▶ [THE EXERCISE]:
Omit images. Retype all entries verbatim.

--- BEGIN ---

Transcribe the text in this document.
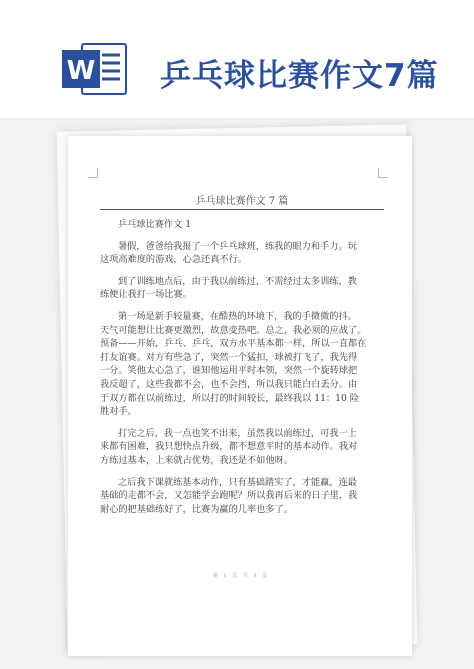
W 乒乓球比赛作文7篇
乒乓球比赛作文 7 篇
乒乓球比赛作文 1
暑假，爸爸给我报了一个乒乓球班，练我的眼力和手力。玩
这项高难度的游戏，心急还真不行。
到了训练地点后，由于我以前练过，不需经过太多训练，教
练便让我打一场比赛。
第一场是新手较量赛，在酷热的环境下，我的手微微的抖。
天气可能想让比赛更激烈，故意变热吧。总之，我必须的应战了。
预备——开始，乒乓、乒乓，双方水平基本都一样，所以一直都在
打友谊赛。对方有些急了，突然一个猛扣，球被打飞了，我先得
一分。笑他太心急了，谁知他运用平时本领，突然一个旋转球把
我反超了，这些我都不会，也不会挡，所以我只能白白丢分。由
于双方都在以前练过，所以打的时间较长，最终我以 11：10 险
胜对手。
打完之后，我一点也笑不出来，虽然我以前练过，可我一上
来都有困难，我只想快点升级，都不想意平时的基本动作。我对
方练过基本，上来就占优势，我还是不如他呀。
之后我下课就练基本动作，只有基础踏实了，才能赢，连最
基础的走都不会，又怎能学会跑呢？所以我再后来的日子里，我
耐心的把基础练好了，比赛为赢的几率也多了。
第 1 页 共 8 页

--- END ---

▶ [RESPONSE]:
Transcribe the text in this document.
W 乒乓球比赛作文7篇
乒乓球比赛作文 7 篇
乒乓球比赛作文 1
暑假，爸爸给我报了一个乒乓球班，练我的眼力和手力。玩
这项高难度的游戏，心急还真不行。
到了训练地点后，由于我以前练过，不需经过太多训练，教
练便让我打一场比赛。
第一场是新手较量赛，在酷热的环境下，我的手微微的抖。
天气可能想让比赛更激烈，故意变热吧。总之，我必须的应战了。
预备——开始，乒乓、乒乓，双方水平基本都一样，所以一直都在
打友谊赛。对方有些急了，突然一个猛扣，球被打飞了，我先得
一分。笑他太心急了，谁知他运用平时本领，突然一个旋转球把
我反超了，这些我都不会，也不会挡，所以我只能白白丢分。由
于双方都在以前练过，所以打的时间较长，最终我以 11：10 险
胜对手。
打完之后，我一点也笑不出来，虽然我以前练过，可我一上
来都有困难，我只想快点升级，都不想意平时的基本动作。我对
方练过基本，上来就占优势，我还是不如他呀。
之后我下课就练基本动作，只有基础踏实了，才能赢，连最
基础的走都不会，又怎能学会跑呢？所以我再后来的日子里，我
耐心的把基础练好了，比赛为赢的几率也多了。
第 1 页 共 8 页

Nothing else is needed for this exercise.